— start —

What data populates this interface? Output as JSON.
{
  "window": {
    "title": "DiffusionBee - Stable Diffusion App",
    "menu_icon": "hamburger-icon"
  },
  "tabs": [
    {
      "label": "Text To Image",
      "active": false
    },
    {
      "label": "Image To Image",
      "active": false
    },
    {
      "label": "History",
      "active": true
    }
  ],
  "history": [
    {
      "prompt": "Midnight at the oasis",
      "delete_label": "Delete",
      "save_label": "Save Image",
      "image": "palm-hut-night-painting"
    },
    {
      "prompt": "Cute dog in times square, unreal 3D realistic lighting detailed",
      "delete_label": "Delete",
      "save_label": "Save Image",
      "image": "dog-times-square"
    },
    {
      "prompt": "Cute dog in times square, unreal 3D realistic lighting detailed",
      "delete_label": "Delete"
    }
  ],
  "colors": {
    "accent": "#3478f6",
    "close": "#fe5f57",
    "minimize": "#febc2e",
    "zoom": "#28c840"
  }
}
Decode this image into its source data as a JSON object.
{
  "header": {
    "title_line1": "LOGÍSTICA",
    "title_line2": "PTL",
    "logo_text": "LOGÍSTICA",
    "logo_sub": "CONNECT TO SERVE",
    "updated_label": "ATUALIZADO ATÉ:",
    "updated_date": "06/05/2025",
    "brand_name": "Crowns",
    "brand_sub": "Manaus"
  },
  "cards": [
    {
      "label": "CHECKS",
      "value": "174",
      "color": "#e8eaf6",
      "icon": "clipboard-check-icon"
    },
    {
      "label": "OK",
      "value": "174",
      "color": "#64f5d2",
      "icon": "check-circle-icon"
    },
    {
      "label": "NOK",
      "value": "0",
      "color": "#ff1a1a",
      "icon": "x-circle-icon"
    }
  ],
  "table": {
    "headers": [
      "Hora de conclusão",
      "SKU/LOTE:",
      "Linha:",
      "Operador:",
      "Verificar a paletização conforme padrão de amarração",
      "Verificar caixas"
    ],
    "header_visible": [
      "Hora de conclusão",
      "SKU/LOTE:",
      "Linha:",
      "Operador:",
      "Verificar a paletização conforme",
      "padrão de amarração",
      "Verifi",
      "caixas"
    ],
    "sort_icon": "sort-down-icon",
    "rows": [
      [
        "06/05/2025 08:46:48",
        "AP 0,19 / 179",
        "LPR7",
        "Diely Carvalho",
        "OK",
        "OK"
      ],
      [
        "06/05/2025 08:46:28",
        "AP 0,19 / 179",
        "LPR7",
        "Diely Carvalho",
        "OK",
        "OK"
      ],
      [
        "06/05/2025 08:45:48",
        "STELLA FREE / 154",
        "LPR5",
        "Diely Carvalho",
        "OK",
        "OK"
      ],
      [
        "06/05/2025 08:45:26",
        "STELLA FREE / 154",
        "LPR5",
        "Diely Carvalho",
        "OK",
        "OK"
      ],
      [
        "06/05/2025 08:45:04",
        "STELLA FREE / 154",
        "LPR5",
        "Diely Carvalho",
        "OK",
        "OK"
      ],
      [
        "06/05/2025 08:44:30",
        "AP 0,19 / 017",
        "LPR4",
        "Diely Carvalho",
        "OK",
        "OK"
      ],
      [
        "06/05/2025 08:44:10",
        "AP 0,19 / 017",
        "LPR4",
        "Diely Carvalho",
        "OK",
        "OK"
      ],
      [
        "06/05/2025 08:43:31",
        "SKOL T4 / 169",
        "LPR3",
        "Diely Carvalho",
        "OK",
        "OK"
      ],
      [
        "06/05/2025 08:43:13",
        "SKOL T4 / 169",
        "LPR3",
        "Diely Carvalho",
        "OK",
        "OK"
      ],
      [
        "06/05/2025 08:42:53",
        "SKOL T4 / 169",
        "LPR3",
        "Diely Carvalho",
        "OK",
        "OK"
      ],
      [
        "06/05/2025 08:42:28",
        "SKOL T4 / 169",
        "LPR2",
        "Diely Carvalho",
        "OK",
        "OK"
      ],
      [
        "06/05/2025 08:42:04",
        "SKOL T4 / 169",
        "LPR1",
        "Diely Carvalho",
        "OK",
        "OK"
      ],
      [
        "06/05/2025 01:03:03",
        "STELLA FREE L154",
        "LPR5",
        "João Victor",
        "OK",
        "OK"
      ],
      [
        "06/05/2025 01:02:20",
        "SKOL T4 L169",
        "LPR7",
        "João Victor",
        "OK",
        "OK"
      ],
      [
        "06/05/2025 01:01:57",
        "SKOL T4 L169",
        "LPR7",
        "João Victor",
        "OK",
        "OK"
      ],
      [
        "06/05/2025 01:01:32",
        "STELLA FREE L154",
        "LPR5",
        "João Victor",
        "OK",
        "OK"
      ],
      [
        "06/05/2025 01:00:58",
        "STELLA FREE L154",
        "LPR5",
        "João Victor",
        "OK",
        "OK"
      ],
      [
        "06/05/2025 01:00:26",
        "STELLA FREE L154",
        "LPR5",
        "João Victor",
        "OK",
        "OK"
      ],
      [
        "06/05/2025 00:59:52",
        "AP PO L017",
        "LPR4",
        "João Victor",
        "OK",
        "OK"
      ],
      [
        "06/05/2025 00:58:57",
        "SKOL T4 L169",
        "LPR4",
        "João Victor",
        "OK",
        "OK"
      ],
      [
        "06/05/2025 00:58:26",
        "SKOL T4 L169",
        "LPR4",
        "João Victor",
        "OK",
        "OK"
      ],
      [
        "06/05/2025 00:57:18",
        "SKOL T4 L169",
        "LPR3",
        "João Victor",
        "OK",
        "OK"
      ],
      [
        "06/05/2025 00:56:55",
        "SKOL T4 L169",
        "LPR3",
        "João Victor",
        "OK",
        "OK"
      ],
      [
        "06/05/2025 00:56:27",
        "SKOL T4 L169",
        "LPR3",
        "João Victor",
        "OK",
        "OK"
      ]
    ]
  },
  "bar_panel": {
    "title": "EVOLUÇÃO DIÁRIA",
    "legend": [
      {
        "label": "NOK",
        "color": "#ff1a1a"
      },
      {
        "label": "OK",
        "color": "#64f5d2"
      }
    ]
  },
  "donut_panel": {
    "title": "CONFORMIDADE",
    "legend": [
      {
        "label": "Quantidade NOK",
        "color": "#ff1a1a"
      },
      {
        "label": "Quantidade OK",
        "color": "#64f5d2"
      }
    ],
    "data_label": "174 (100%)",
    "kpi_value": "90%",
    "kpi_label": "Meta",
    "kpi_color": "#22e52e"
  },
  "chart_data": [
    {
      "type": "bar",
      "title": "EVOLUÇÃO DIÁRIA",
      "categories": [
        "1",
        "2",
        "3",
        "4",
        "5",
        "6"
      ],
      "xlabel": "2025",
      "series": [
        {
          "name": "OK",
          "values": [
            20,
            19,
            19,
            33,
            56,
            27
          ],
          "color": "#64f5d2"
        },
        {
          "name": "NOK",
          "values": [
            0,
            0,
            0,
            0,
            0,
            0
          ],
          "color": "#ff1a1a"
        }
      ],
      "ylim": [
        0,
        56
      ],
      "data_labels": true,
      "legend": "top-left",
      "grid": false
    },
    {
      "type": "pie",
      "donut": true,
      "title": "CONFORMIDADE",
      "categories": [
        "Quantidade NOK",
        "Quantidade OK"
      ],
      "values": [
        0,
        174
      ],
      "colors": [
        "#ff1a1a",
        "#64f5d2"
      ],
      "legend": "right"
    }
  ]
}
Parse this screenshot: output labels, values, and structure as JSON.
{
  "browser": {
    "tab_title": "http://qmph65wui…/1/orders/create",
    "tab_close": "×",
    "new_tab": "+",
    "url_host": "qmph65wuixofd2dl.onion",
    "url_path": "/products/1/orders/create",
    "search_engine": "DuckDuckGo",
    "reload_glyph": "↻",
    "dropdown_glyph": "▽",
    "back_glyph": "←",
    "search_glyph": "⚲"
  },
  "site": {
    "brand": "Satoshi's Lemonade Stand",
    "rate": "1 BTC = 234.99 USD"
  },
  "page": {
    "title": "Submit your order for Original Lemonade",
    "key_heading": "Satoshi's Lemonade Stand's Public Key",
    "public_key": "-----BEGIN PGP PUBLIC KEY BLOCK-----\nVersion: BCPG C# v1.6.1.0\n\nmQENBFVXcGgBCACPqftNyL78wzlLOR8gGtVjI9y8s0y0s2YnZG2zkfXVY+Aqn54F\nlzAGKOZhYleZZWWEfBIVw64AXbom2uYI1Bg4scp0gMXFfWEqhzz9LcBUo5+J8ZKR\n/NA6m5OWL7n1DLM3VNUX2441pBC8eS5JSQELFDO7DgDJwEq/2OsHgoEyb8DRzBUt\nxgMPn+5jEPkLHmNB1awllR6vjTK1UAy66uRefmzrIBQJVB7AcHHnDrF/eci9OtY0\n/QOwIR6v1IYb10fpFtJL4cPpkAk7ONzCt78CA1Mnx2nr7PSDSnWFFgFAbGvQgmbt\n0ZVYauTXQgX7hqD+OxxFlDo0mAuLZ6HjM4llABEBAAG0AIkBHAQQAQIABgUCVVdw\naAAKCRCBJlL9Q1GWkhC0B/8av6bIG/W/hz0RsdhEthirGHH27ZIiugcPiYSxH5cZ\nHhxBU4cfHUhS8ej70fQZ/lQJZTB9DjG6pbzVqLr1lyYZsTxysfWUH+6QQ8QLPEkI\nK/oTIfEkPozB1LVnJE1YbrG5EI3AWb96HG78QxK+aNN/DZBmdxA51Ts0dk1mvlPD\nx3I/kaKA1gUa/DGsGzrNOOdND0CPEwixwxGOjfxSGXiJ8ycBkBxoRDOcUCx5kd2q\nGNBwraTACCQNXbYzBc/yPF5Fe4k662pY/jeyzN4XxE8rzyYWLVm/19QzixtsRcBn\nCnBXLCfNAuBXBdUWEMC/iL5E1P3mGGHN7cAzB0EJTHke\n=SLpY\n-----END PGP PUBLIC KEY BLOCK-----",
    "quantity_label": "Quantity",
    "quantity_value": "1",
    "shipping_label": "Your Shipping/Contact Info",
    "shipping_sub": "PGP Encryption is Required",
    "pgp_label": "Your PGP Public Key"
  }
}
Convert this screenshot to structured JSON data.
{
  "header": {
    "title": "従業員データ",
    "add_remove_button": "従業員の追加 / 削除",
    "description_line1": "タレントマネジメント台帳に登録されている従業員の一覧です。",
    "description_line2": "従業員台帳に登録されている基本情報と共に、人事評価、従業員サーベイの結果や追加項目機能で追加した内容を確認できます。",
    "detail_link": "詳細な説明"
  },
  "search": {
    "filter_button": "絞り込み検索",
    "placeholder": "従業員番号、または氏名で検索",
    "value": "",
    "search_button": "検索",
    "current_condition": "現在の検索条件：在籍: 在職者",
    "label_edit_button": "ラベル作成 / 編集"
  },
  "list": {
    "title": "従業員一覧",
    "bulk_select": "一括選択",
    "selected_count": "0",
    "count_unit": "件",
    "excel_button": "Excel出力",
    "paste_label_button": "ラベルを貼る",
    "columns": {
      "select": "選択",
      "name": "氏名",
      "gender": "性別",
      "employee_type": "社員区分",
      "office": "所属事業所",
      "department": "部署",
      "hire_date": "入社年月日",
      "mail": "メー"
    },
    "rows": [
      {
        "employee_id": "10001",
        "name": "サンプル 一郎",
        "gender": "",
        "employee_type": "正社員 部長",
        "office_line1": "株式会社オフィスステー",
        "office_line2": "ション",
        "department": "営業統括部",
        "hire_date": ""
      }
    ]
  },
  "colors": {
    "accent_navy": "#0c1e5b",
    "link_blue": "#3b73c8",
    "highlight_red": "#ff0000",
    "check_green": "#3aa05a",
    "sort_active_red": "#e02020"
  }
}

— end —

→ Work to be completed: Of the lines above, how many include the word "LOGÍSTICA"? Reply with the number alone.

→ Finished task: 2